> [Data listing]
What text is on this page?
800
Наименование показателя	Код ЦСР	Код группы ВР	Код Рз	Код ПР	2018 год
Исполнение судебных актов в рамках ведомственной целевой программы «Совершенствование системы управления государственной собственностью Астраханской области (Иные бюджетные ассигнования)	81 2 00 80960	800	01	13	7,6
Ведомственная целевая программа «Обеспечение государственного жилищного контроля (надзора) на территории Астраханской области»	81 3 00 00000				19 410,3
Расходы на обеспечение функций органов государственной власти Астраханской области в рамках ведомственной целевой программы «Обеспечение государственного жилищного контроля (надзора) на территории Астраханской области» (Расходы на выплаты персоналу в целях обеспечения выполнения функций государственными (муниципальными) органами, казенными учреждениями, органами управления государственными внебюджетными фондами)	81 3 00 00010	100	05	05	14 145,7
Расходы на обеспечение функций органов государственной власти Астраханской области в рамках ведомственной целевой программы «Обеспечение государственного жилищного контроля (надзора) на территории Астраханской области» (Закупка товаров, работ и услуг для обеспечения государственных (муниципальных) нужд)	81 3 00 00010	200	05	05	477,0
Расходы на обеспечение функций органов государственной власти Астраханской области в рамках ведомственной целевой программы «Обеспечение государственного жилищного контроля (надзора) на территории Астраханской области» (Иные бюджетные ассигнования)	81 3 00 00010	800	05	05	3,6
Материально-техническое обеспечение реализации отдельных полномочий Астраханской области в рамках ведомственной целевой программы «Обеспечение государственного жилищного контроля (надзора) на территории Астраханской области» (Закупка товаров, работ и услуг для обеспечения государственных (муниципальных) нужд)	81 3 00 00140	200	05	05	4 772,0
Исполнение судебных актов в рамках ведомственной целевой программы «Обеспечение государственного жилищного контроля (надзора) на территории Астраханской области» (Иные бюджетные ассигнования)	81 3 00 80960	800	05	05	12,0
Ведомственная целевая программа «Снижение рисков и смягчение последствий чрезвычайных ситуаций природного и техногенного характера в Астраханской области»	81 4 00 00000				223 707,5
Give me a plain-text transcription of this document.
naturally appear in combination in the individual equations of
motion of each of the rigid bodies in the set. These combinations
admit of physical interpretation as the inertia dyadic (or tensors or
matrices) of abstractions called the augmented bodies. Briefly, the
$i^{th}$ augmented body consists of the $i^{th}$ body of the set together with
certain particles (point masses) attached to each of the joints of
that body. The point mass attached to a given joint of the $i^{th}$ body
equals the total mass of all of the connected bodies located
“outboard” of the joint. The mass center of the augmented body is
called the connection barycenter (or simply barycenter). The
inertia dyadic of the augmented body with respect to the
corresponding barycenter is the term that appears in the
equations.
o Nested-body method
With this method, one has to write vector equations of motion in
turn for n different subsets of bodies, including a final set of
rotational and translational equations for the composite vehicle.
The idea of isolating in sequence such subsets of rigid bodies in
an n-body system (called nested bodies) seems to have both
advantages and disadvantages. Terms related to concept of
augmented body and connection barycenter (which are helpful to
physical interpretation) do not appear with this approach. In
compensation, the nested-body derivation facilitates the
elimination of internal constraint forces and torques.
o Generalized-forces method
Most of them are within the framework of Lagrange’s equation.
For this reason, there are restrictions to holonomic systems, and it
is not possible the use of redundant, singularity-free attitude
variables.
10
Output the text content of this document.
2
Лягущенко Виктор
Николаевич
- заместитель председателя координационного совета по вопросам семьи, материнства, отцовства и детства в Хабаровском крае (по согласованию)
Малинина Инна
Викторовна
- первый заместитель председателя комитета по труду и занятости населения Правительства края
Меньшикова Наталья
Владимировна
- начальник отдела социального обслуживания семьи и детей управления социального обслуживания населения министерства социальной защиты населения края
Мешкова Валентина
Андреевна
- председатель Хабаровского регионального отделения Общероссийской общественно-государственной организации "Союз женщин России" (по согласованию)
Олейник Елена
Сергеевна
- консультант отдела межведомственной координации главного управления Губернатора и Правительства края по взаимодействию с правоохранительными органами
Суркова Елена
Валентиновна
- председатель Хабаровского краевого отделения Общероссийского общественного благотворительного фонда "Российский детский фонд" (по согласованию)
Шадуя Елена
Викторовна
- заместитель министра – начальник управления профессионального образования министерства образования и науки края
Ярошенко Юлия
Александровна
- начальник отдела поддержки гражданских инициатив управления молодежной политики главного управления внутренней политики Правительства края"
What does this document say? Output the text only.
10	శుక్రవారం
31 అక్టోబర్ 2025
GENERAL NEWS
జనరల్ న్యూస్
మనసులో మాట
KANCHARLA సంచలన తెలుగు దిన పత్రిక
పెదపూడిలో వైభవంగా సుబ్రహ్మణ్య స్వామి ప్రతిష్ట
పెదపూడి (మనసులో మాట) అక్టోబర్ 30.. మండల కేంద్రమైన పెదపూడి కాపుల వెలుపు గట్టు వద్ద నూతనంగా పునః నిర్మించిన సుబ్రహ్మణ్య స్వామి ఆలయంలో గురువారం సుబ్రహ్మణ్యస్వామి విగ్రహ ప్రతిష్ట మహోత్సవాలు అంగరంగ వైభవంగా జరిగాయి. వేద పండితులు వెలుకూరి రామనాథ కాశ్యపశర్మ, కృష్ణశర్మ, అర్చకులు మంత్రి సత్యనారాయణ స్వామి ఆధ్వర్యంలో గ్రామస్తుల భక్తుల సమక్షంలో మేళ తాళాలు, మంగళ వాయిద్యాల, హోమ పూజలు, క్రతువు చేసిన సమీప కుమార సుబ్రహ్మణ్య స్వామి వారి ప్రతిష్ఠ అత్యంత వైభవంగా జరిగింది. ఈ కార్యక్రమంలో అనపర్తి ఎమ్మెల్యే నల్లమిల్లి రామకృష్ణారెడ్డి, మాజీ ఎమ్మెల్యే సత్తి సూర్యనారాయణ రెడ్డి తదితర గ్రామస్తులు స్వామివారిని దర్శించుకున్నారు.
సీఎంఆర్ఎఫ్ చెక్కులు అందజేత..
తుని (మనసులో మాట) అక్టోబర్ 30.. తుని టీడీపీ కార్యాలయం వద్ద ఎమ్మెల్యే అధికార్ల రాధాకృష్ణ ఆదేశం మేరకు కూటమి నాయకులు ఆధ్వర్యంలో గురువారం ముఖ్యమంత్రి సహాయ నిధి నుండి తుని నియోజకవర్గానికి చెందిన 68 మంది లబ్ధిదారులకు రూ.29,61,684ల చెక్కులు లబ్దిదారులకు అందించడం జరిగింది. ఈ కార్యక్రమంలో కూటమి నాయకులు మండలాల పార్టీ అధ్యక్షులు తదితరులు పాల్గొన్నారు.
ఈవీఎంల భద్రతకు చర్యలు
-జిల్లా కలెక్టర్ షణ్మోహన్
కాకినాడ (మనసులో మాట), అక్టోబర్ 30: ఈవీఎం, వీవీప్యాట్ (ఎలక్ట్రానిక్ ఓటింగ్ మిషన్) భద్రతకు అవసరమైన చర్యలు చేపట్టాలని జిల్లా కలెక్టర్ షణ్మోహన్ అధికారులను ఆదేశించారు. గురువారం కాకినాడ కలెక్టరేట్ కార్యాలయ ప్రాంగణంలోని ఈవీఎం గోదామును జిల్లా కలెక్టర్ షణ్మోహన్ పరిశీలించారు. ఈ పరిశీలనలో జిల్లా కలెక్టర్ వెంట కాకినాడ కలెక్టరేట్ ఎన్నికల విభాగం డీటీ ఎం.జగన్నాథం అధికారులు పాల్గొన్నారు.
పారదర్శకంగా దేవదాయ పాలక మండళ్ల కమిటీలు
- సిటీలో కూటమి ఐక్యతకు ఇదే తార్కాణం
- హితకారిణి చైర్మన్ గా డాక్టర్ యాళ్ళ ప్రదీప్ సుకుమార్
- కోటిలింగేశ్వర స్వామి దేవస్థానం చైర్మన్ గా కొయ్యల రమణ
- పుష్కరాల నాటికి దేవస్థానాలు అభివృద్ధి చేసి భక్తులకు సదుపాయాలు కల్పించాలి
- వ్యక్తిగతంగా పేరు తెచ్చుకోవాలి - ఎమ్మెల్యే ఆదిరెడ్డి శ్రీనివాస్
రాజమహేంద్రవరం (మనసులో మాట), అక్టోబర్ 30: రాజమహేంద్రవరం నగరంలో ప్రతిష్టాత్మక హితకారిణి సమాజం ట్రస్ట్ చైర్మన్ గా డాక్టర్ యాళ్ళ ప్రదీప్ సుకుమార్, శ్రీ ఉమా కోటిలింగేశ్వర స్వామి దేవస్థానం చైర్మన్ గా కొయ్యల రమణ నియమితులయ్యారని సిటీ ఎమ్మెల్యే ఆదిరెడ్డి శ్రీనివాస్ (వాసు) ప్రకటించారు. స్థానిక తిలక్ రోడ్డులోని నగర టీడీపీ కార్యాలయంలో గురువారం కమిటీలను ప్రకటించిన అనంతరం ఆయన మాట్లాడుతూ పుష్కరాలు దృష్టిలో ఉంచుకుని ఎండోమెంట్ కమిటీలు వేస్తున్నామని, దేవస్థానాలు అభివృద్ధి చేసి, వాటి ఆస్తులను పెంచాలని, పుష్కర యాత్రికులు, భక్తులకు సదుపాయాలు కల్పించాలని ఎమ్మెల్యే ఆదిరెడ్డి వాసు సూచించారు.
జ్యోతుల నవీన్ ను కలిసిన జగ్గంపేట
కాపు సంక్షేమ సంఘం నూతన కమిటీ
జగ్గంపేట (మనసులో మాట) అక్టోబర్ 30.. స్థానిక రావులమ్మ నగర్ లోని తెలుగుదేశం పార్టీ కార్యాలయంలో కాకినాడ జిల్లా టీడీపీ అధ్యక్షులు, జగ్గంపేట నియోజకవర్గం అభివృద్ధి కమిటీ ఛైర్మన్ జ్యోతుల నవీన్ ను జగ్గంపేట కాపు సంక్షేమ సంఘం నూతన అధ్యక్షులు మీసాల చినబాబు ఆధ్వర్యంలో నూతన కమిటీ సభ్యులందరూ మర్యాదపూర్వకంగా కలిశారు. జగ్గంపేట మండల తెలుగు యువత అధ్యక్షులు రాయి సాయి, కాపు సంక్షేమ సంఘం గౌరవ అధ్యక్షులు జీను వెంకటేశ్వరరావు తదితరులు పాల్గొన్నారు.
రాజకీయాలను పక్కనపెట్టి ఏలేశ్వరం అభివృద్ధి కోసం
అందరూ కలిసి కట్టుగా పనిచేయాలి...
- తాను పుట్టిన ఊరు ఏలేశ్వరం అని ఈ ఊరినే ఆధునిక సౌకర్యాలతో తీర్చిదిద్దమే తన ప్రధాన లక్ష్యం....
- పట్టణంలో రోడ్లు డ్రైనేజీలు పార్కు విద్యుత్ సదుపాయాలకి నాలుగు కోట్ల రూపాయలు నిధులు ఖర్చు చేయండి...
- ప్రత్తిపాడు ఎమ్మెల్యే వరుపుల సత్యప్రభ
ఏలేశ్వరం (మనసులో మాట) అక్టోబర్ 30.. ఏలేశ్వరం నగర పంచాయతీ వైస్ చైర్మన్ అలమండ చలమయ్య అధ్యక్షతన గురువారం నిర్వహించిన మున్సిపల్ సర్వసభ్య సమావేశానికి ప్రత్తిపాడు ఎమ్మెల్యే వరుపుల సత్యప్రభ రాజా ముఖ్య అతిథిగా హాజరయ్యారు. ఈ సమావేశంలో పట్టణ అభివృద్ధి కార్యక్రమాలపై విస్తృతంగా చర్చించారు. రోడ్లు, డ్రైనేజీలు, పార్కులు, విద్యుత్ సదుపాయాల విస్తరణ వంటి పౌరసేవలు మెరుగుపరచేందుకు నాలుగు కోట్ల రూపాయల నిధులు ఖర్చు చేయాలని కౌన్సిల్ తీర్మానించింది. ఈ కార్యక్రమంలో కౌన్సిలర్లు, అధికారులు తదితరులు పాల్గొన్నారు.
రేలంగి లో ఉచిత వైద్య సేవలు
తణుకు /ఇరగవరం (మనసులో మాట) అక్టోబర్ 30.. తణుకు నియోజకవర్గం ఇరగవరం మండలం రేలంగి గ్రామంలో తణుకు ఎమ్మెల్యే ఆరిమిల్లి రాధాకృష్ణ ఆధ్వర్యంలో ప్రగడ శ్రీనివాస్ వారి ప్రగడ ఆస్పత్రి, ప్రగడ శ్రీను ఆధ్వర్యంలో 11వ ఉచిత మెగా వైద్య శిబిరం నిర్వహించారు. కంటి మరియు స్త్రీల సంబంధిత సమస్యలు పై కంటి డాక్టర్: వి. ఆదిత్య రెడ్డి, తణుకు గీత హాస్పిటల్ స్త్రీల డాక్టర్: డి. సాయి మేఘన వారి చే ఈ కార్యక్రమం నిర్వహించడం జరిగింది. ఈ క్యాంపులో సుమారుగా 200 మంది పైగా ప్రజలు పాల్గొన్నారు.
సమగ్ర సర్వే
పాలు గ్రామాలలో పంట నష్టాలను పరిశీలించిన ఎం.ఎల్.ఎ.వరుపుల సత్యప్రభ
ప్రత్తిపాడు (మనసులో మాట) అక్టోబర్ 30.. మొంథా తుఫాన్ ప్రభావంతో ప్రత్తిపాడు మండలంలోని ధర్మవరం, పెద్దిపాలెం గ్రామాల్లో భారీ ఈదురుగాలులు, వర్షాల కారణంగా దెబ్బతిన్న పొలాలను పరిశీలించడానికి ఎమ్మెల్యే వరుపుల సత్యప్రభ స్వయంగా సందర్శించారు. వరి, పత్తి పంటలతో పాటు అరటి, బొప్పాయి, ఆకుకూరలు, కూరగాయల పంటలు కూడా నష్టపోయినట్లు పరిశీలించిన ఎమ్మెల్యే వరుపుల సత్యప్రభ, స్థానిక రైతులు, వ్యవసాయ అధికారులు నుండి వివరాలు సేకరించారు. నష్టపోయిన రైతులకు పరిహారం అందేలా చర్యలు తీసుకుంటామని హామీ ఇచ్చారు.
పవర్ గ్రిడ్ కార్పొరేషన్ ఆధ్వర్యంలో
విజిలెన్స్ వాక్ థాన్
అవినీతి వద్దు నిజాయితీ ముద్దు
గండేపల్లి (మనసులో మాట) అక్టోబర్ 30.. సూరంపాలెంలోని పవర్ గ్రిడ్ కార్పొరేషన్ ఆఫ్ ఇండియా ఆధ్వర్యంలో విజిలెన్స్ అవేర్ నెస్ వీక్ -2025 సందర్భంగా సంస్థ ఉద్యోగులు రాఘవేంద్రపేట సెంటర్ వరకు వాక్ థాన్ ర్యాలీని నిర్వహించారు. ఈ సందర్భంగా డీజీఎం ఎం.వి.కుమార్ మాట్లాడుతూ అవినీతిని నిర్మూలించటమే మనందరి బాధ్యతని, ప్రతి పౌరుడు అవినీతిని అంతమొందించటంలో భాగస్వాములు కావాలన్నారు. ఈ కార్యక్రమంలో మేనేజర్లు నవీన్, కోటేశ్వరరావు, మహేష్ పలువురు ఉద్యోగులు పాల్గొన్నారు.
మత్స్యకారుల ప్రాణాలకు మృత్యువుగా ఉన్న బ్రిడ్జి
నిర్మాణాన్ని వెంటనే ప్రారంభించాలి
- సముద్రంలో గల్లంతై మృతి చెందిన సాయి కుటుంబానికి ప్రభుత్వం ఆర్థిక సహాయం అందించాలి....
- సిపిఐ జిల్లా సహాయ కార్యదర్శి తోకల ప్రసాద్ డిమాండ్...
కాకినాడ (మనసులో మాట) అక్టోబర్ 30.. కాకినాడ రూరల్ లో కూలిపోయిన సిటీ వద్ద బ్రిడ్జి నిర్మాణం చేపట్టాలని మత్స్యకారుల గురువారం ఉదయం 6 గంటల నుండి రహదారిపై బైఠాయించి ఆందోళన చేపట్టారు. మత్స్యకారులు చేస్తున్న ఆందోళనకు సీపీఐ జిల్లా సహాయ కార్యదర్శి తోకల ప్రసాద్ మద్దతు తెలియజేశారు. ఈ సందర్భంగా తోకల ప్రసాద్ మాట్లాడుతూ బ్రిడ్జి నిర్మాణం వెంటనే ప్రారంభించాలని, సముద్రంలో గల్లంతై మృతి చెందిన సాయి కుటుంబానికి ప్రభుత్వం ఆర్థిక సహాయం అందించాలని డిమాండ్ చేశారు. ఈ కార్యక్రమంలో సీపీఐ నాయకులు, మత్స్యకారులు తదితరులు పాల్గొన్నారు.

> [Exercise goal] Select every line of the records holding the string "Иные".

> [Solution]
Исполнение судебных актов в рамках ведомственной целевой программы «Совершенствование системы управления государственной собственностью Астраханской области (Иные бюджетные ассигнования)	81 2 00 80960	800	01	13	7,6
Расходы на обеспечение функций органов государственной власти Астраханской области в рамках ведомственной целевой программы «Обеспечение государственного жилищного контроля (надзора) на территории Астраханской области» (Иные бюджетные ассигнования)	81 3 00 00010	800	05	05	3,6
Исполнение судебных актов в рамках ведомственной целевой программы «Обеспечение государственного жилищного контроля (надзора) на территории Астраханской области» (Иные бюджетные ассигнования)	81 3 00 80960	800	05	05	12,0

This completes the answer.